▸ **EXERCISE DETAILS**
Render the listing as a JSON list of strings, one string per line, from its first line through the line containing "x-tick-label: 2024年4月 (343, 251, 404, 265)", both included. Leave out any blank lines.

▸ **LISTED RECORDS**
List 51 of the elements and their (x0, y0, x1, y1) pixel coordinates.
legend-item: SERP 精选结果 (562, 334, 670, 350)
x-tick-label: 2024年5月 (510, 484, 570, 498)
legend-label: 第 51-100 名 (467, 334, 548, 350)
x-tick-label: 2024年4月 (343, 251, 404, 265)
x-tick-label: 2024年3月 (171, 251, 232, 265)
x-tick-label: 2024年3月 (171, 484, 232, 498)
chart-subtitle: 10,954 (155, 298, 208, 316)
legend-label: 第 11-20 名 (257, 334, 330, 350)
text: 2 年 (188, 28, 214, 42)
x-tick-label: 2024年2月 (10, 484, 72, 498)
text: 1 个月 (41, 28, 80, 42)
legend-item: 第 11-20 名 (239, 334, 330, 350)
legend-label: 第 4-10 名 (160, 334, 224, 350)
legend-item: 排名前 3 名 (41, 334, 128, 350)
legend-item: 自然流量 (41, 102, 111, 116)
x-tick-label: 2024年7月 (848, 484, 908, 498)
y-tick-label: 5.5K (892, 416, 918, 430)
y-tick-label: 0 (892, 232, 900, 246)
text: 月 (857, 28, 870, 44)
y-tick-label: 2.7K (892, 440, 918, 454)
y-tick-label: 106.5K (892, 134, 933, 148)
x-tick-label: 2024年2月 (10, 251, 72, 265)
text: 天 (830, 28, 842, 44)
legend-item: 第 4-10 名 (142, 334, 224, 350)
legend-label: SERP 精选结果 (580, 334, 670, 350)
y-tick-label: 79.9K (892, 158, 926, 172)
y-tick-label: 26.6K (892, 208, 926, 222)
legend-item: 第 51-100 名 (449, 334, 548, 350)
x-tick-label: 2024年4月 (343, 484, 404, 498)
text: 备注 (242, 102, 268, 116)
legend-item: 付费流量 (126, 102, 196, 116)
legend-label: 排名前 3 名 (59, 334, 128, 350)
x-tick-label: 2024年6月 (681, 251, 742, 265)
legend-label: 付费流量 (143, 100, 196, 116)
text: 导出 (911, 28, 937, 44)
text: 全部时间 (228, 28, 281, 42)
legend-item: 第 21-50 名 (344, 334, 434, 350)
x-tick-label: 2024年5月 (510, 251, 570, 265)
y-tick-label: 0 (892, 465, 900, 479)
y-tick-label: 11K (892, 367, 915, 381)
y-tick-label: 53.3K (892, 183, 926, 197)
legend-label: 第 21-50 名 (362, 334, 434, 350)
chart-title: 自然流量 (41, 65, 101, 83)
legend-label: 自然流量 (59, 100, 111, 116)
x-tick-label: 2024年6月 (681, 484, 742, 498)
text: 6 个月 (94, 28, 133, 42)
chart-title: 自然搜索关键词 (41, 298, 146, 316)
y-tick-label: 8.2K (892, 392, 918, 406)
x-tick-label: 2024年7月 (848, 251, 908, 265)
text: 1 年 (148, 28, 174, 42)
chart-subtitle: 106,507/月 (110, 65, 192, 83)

▸ **COMPLETE ANSWER**
[
  "List 51 of the elements and their (x0, y0, x1, y1) pixel coordinates.",
  "legend-item: SERP 精选结果 (562, 334, 670, 350)",
  "x-tick-label: 2024年5月 (510, 484, 570, 498)",
  "legend-label: 第 51-100 名 (467, 334, 548, 350)",
  "x-tick-label: 2024年4月 (343, 251, 404, 265)"
]